TASK BRIEF: Will you output all of the data below exactly, omitting the images?

Stored data:
--- --- ---

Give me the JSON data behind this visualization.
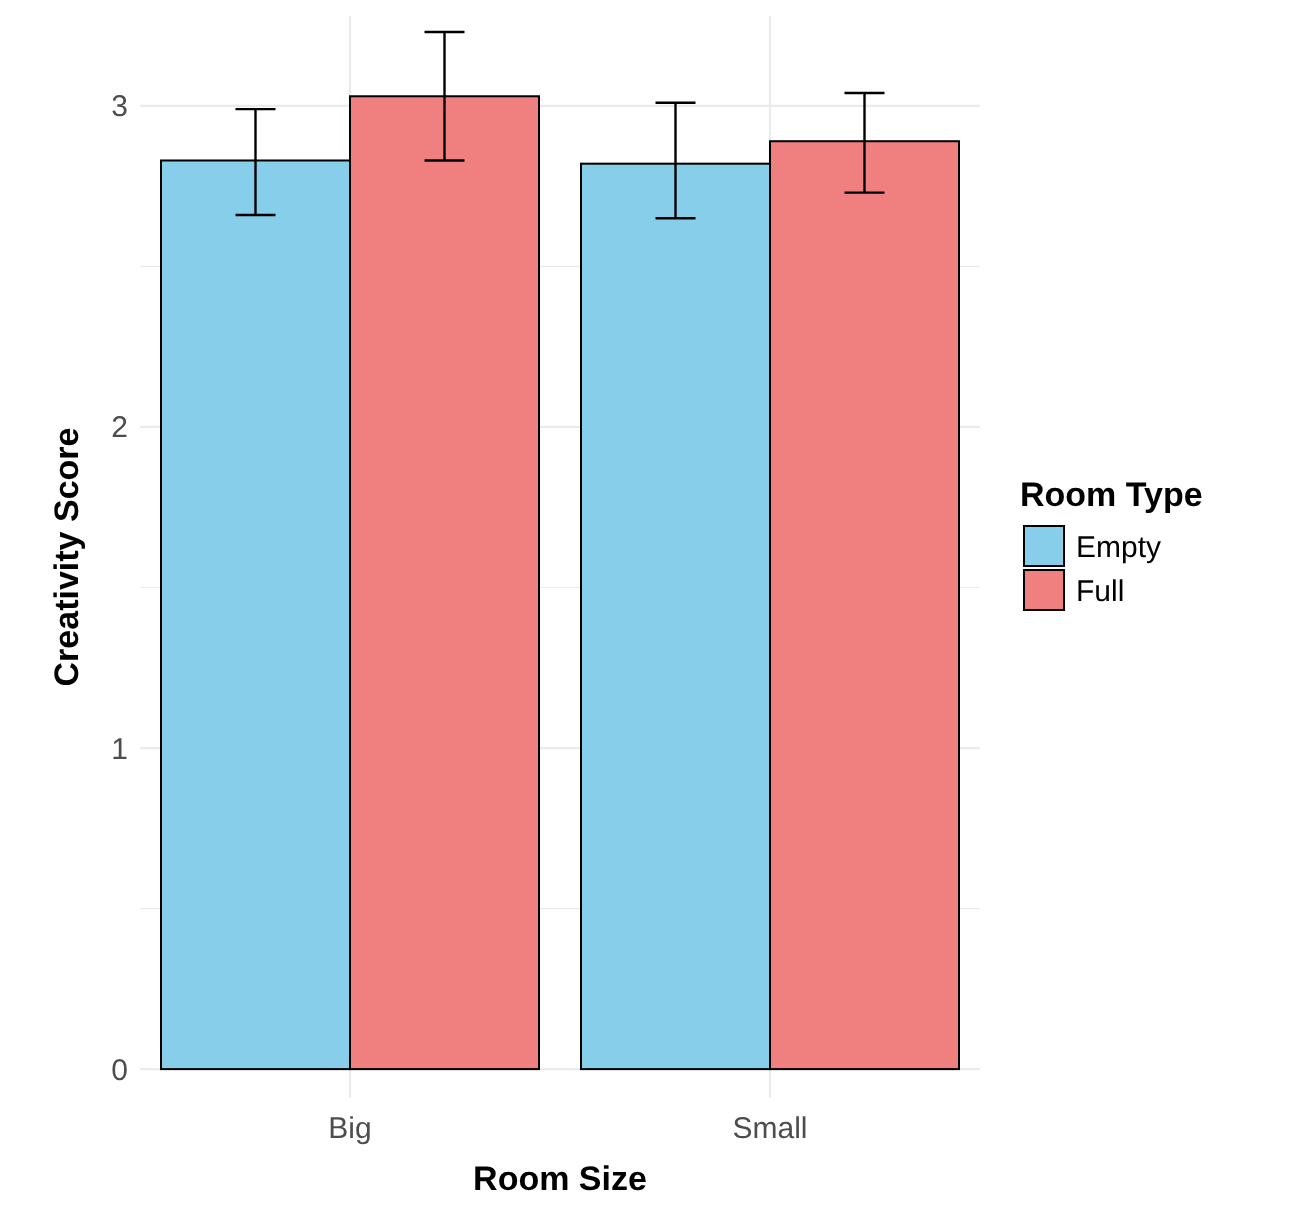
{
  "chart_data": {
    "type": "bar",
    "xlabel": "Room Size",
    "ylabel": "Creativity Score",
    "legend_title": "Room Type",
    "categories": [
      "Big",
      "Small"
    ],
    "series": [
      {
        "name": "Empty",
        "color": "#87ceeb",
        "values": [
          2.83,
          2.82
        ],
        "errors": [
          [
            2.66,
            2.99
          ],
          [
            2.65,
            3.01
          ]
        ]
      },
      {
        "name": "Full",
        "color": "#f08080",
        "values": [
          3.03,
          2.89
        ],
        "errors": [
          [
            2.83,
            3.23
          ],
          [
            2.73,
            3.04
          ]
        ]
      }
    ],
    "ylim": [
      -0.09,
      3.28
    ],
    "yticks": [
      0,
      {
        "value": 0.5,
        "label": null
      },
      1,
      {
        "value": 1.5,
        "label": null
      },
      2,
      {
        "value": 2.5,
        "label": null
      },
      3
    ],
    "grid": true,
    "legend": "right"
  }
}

--- --- ---

ANSWER FOR THE TASK:
Give me the JSON data behind this visualization.
{
  "chart_data": {
    "type": "bar",
    "xlabel": "Room Size",
    "ylabel": "Creativity Score",
    "legend_title": "Room Type",
    "categories": [
      "Big",
      "Small"
    ],
    "series": [
      {
        "name": "Empty",
        "color": "#87ceeb",
        "values": [
          2.83,
          2.82
        ],
        "errors": [
          [
            2.66,
            2.99
          ],
          [
            2.65,
            3.01
          ]
        ]
      },
      {
        "name": "Full",
        "color": "#f08080",
        "values": [
          3.03,
          2.89
        ],
        "errors": [
          [
            2.83,
            3.23
          ],
          [
            2.73,
            3.04
          ]
        ]
      }
    ],
    "ylim": [
      -0.09,
      3.28
    ],
    "yticks": [
      0,
      {
        "value": 0.5,
        "label": null
      },
      1,
      {
        "value": 1.5,
        "label": null
      },
      2,
      {
        "value": 2.5,
        "label": null
      },
      3
    ],
    "grid": true,
    "legend": "right"
  }
}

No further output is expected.